**What you need to do**
Where a line contains the word "ANGLE", copy that line.

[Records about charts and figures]
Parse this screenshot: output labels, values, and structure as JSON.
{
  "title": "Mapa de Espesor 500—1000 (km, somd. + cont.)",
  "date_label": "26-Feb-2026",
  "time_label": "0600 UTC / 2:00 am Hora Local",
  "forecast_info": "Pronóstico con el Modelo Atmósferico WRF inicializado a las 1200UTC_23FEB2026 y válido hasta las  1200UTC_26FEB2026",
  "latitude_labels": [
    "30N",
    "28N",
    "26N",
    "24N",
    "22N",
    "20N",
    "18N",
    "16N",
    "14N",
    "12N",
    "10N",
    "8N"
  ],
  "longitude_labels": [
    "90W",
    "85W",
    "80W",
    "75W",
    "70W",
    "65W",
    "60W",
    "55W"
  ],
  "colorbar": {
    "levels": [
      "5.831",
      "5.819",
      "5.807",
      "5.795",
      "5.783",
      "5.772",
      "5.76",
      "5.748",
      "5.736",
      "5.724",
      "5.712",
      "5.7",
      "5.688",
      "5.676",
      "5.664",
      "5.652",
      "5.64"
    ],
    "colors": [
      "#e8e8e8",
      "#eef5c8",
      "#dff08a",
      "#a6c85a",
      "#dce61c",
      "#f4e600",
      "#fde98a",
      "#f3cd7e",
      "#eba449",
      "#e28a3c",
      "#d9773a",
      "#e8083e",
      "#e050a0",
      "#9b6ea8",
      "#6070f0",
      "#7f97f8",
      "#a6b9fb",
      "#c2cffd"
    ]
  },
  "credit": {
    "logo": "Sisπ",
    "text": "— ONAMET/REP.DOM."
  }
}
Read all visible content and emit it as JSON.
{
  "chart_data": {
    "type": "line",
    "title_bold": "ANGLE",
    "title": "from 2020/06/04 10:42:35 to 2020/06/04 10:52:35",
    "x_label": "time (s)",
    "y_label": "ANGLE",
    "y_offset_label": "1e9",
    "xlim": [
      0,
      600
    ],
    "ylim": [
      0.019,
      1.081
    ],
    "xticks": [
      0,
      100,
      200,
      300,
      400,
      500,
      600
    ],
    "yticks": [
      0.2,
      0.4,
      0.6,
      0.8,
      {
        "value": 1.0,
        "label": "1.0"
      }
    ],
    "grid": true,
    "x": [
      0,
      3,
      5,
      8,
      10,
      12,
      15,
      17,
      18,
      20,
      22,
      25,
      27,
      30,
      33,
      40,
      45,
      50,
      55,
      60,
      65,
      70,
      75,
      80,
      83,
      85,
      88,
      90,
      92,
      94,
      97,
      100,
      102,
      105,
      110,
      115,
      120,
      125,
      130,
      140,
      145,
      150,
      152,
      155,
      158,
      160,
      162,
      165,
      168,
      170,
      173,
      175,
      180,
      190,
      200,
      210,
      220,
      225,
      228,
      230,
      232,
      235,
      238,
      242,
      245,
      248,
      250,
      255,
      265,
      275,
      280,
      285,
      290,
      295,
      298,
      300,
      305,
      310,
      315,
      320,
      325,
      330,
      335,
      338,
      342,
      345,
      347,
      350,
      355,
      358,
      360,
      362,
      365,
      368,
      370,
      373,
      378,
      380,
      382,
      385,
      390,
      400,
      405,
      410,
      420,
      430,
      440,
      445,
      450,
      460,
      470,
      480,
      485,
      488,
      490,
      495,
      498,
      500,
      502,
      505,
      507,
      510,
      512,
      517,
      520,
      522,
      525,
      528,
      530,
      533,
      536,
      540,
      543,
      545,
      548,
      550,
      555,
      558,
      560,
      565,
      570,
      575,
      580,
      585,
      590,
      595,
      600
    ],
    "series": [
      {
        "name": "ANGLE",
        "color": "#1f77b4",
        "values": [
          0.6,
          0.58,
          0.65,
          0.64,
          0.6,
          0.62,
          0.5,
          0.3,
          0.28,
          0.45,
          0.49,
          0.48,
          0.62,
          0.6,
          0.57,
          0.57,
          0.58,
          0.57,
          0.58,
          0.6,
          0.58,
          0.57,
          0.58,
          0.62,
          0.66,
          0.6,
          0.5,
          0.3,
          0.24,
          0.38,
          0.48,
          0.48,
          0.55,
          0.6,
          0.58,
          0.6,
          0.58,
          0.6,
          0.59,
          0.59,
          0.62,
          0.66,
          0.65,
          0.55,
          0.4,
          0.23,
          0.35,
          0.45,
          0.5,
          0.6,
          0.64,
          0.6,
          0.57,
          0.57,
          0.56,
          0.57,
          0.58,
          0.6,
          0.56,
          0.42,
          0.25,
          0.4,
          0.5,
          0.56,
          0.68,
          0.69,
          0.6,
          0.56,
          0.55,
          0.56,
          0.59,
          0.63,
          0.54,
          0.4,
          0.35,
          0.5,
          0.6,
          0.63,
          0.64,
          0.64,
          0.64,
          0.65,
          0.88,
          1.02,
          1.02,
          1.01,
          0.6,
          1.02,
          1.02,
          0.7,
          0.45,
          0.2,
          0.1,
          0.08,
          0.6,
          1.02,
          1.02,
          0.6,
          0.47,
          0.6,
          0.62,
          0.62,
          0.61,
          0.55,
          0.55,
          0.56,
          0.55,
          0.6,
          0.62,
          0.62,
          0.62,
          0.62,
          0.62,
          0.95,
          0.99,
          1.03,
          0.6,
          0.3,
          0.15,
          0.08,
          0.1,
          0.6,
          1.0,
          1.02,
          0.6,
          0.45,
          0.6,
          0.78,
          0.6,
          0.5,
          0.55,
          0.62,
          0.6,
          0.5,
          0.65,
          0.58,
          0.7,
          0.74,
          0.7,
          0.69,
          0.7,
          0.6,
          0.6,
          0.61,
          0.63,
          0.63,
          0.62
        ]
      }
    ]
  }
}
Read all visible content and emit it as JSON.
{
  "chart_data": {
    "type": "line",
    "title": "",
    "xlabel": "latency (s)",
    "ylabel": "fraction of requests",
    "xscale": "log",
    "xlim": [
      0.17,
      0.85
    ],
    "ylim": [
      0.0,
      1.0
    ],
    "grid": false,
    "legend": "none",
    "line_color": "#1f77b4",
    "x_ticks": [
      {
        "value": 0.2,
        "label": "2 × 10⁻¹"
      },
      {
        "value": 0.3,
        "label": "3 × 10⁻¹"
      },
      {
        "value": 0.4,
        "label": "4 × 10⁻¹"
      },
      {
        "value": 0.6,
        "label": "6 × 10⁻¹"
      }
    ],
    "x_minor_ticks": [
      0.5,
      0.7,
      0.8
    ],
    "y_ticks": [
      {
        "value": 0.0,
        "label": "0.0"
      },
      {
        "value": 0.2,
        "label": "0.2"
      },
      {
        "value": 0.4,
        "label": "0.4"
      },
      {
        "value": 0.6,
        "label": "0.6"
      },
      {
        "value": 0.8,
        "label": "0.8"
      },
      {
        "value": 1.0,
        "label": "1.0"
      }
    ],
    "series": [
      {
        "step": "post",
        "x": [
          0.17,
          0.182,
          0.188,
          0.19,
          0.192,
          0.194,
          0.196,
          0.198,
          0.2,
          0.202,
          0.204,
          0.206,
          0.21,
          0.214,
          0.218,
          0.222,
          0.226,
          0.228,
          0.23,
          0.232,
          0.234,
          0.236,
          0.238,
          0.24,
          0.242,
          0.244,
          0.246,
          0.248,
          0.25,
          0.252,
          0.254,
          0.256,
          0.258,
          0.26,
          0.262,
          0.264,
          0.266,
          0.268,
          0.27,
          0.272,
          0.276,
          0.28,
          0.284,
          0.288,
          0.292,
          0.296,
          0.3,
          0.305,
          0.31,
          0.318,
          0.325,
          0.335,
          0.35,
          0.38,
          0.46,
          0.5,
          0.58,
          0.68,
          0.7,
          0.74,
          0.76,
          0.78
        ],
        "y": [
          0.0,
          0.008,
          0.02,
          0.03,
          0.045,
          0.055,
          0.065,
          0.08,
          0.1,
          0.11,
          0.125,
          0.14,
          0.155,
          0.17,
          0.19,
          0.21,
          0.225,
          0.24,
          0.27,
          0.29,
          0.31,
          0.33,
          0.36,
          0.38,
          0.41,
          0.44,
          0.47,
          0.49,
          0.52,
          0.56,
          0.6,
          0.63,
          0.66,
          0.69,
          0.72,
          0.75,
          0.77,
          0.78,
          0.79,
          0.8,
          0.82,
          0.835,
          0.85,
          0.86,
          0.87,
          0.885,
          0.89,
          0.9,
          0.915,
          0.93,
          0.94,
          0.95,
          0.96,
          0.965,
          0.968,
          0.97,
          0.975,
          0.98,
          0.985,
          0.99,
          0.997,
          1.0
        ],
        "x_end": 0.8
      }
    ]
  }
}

**Solved exercise**
    "title_bold": "ANGLE",
    "y_label": "ANGLE",
        "name": "ANGLE",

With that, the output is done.